## BEGIN

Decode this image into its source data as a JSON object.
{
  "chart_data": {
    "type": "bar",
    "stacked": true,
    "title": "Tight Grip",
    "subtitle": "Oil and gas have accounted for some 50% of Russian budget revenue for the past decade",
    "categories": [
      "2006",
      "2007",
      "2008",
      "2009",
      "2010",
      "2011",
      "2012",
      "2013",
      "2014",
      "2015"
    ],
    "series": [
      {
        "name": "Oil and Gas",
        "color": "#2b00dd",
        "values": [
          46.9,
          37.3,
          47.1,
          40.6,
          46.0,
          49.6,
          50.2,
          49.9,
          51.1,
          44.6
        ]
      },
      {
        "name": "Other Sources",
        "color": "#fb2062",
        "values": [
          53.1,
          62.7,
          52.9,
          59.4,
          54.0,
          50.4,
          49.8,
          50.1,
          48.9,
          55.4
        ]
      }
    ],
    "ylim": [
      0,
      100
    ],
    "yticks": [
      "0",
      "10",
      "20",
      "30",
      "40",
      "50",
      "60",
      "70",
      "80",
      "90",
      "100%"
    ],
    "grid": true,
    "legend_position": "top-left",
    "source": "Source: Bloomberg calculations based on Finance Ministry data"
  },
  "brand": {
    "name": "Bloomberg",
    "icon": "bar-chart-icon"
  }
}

## END

AIM: Search the data for "Bloomberg". Copy every matching line.

WRITTEN ANSWER:
    "source": "Source: Bloomberg calculations based on Finance Ministry data"
    "name": "Bloomberg",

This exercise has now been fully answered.